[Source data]
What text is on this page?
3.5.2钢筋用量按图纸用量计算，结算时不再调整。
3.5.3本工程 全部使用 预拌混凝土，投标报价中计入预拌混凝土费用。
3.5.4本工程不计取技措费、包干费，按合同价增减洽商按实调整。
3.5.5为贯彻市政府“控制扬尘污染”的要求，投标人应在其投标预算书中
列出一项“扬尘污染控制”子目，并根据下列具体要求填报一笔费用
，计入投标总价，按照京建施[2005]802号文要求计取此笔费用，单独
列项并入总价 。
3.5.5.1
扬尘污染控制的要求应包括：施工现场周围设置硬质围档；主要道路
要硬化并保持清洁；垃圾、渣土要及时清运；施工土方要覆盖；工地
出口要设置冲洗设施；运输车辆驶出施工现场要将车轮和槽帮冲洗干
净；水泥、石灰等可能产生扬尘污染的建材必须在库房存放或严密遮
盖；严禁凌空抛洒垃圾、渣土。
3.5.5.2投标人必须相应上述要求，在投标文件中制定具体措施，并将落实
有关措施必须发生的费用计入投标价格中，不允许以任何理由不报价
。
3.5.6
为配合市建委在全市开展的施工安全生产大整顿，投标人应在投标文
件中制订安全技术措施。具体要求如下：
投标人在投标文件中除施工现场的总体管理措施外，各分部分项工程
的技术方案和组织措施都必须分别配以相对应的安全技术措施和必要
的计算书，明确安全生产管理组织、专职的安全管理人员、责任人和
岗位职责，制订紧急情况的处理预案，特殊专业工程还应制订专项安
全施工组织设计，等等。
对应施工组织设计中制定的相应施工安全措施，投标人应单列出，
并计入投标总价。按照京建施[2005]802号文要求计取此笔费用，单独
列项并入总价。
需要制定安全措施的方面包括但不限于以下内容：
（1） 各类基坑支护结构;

Aim.
Each entry above needs to be retyped exactly.

Exercise solution.
What text is on this page?
3.5.2钢筋用量按图纸用量计算，结算时不再调整。
3.5.3本工程 全部使用 预拌混凝土，投标报价中计入预拌混凝土费用。
3.5.4本工程不计取技措费、包干费，按合同价增减洽商按实调整。
3.5.5为贯彻市政府“控制扬尘污染”的要求，投标人应在其投标预算书中
列出一项“扬尘污染控制”子目，并根据下列具体要求填报一笔费用
，计入投标总价，按照京建施[2005]802号文要求计取此笔费用，单独
列项并入总价 。
3.5.5.1
扬尘污染控制的要求应包括：施工现场周围设置硬质围档；主要道路
要硬化并保持清洁；垃圾、渣土要及时清运；施工土方要覆盖；工地
出口要设置冲洗设施；运输车辆驶出施工现场要将车轮和槽帮冲洗干
净；水泥、石灰等可能产生扬尘污染的建材必须在库房存放或严密遮
盖；严禁凌空抛洒垃圾、渣土。
3.5.5.2投标人必须相应上述要求，在投标文件中制定具体措施，并将落实
有关措施必须发生的费用计入投标价格中，不允许以任何理由不报价
。
3.5.6
为配合市建委在全市开展的施工安全生产大整顿，投标人应在投标文
件中制订安全技术措施。具体要求如下：
投标人在投标文件中除施工现场的总体管理措施外，各分部分项工程
的技术方案和组织措施都必须分别配以相对应的安全技术措施和必要
的计算书，明确安全生产管理组织、专职的安全管理人员、责任人和
岗位职责，制订紧急情况的处理预案，特殊专业工程还应制订专项安
全施工组织设计，等等。
对应施工组织设计中制定的相应施工安全措施，投标人应单列出，
并计入投标总价。按照京建施[2005]802号文要求计取此笔费用，单独
列项并入总价。
需要制定安全措施的方面包括但不限于以下内容：
（1） 各类基坑支护结构;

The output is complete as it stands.